§ **Recorded data**:
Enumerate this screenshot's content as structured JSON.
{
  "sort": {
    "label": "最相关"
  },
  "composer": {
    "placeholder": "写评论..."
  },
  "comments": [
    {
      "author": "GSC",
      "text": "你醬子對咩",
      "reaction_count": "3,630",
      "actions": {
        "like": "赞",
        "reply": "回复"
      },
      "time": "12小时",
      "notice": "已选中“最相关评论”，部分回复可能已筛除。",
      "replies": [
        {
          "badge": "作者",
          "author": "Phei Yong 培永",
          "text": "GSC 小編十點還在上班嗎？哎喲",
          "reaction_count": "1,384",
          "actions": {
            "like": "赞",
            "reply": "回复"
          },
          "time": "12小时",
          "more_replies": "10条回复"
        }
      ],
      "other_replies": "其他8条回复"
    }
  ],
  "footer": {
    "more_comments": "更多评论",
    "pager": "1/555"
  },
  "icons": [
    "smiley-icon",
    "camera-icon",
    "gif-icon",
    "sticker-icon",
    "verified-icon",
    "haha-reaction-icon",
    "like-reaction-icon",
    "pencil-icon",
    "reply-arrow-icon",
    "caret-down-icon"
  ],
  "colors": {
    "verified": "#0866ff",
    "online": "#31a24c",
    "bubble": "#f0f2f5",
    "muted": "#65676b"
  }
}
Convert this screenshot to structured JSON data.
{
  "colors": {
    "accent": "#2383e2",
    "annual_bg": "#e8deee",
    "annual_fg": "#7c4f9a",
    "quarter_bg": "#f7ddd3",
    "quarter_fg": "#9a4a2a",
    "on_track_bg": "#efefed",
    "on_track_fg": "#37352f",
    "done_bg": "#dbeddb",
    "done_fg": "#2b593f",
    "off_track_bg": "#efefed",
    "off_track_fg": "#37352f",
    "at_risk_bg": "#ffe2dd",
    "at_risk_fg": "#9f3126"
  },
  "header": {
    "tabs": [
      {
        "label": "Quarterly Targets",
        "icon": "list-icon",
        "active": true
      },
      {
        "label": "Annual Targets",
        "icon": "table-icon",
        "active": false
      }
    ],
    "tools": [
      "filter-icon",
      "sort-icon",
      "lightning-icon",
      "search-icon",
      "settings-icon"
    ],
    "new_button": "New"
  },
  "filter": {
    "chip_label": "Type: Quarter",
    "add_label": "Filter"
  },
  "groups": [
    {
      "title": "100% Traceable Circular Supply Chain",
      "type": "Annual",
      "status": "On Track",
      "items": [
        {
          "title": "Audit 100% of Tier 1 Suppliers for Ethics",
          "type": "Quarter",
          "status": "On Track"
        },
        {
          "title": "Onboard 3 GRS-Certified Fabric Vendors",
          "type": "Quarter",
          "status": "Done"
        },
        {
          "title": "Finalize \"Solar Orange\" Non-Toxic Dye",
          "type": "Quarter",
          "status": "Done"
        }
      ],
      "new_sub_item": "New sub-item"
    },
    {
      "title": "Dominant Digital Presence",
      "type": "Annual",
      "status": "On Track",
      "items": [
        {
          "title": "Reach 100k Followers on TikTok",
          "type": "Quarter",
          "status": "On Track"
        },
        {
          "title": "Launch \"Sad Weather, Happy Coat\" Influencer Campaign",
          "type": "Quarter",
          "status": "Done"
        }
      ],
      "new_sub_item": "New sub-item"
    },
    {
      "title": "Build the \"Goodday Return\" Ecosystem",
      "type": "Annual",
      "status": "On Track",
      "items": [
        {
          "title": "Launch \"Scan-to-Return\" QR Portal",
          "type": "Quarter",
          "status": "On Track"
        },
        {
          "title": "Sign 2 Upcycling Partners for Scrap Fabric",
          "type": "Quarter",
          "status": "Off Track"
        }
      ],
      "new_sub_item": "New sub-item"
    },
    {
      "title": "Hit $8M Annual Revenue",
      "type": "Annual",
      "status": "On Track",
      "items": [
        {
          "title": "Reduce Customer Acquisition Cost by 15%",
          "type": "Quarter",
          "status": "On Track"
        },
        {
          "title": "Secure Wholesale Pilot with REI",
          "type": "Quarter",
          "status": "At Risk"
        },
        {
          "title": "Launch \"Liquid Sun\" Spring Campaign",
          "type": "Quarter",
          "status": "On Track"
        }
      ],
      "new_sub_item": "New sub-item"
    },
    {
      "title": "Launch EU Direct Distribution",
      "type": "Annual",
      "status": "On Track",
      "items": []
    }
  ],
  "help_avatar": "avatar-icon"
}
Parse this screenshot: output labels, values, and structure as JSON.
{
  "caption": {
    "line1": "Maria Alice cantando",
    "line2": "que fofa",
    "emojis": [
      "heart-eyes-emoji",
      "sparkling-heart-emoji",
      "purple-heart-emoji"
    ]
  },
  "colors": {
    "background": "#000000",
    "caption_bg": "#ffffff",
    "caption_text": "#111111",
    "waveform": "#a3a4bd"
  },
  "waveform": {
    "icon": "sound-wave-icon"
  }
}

§ **Work to complete**:
Output all of the material exactly as written.

§ **Answer to this problem**:
Enumerate this screenshot's content as structured JSON.
{
  "sort": {
    "label": "最相关"
  },
  "composer": {
    "placeholder": "写评论..."
  },
  "comments": [
    {
      "author": "GSC",
      "text": "你醬子對咩",
      "reaction_count": "3,630",
      "actions": {
        "like": "赞",
        "reply": "回复"
      },
      "time": "12小时",
      "notice": "已选中“最相关评论”，部分回复可能已筛除。",
      "replies": [
        {
          "badge": "作者",
          "author": "Phei Yong 培永",
          "text": "GSC 小編十點還在上班嗎？哎喲",
          "reaction_count": "1,384",
          "actions": {
            "like": "赞",
            "reply": "回复"
          },
          "time": "12小时",
          "more_replies": "10条回复"
        }
      ],
      "other_replies": "其他8条回复"
    }
  ],
  "footer": {
    "more_comments": "更多评论",
    "pager": "1/555"
  },
  "icons": [
    "smiley-icon",
    "camera-icon",
    "gif-icon",
    "sticker-icon",
    "verified-icon",
    "haha-reaction-icon",
    "like-reaction-icon",
    "pencil-icon",
    "reply-arrow-icon",
    "caret-down-icon"
  ],
  "colors": {
    "verified": "#0866ff",
    "online": "#31a24c",
    "bubble": "#f0f2f5",
    "muted": "#65676b"
  }
}
Convert this screenshot to structured JSON data.
{
  "colors": {
    "accent": "#2383e2",
    "annual_bg": "#e8deee",
    "annual_fg": "#7c4f9a",
    "quarter_bg": "#f7ddd3",
    "quarter_fg": "#9a4a2a",
    "on_track_bg": "#efefed",
    "on_track_fg": "#37352f",
    "done_bg": "#dbeddb",
    "done_fg": "#2b593f",
    "off_track_bg": "#efefed",
    "off_track_fg": "#37352f",
    "at_risk_bg": "#ffe2dd",
    "at_risk_fg": "#9f3126"
  },
  "header": {
    "tabs": [
      {
        "label": "Quarterly Targets",
        "icon": "list-icon",
        "active": true
      },
      {
        "label": "Annual Targets",
        "icon": "table-icon",
        "active": false
      }
    ],
    "tools": [
      "filter-icon",
      "sort-icon",
      "lightning-icon",
      "search-icon",
      "settings-icon"
    ],
    "new_button": "New"
  },
  "filter": {
    "chip_label": "Type: Quarter",
    "add_label": "Filter"
  },
  "groups": [
    {
      "title": "100% Traceable Circular Supply Chain",
      "type": "Annual",
      "status": "On Track",
      "items": [
        {
          "title": "Audit 100% of Tier 1 Suppliers for Ethics",
          "type": "Quarter",
          "status": "On Track"
        },
        {
          "title": "Onboard 3 GRS-Certified Fabric Vendors",
          "type": "Quarter",
          "status": "Done"
        },
        {
          "title": "Finalize \"Solar Orange\" Non-Toxic Dye",
          "type": "Quarter",
          "status": "Done"
        }
      ],
      "new_sub_item": "New sub-item"
    },
    {
      "title": "Dominant Digital Presence",
      "type": "Annual",
      "status": "On Track",
      "items": [
        {
          "title": "Reach 100k Followers on TikTok",
          "type": "Quarter",
          "status": "On Track"
        },
        {
          "title": "Launch \"Sad Weather, Happy Coat\" Influencer Campaign",
          "type": "Quarter",
          "status": "Done"
        }
      ],
      "new_sub_item": "New sub-item"
    },
    {
      "title": "Build the \"Goodday Return\" Ecosystem",
      "type": "Annual",
      "status": "On Track",
      "items": [
        {
          "title": "Launch \"Scan-to-Return\" QR Portal",
          "type": "Quarter",
          "status": "On Track"
        },
        {
          "title": "Sign 2 Upcycling Partners for Scrap Fabric",
          "type": "Quarter",
          "status": "Off Track"
        }
      ],
      "new_sub_item": "New sub-item"
    },
    {
      "title": "Hit $8M Annual Revenue",
      "type": "Annual",
      "status": "On Track",
      "items": [
        {
          "title": "Reduce Customer Acquisition Cost by 15%",
          "type": "Quarter",
          "status": "On Track"
        },
        {
          "title": "Secure Wholesale Pilot with REI",
          "type": "Quarter",
          "status": "At Risk"
        },
        {
          "title": "Launch \"Liquid Sun\" Spring Campaign",
          "type": "Quarter",
          "status": "On Track"
        }
      ],
      "new_sub_item": "New sub-item"
    },
    {
      "title": "Launch EU Direct Distribution",
      "type": "Annual",
      "status": "On Track",
      "items": []
    }
  ],
  "help_avatar": "avatar-icon"
}
Parse this screenshot: output labels, values, and structure as JSON.
{
  "caption": {
    "line1": "Maria Alice cantando",
    "line2": "que fofa",
    "emojis": [
      "heart-eyes-emoji",
      "sparkling-heart-emoji",
      "purple-heart-emoji"
    ]
  },
  "colors": {
    "background": "#000000",
    "caption_bg": "#ffffff",
    "caption_text": "#111111",
    "waveform": "#a3a4bd"
  },
  "waveform": {
    "icon": "sound-wave-icon"
  }
}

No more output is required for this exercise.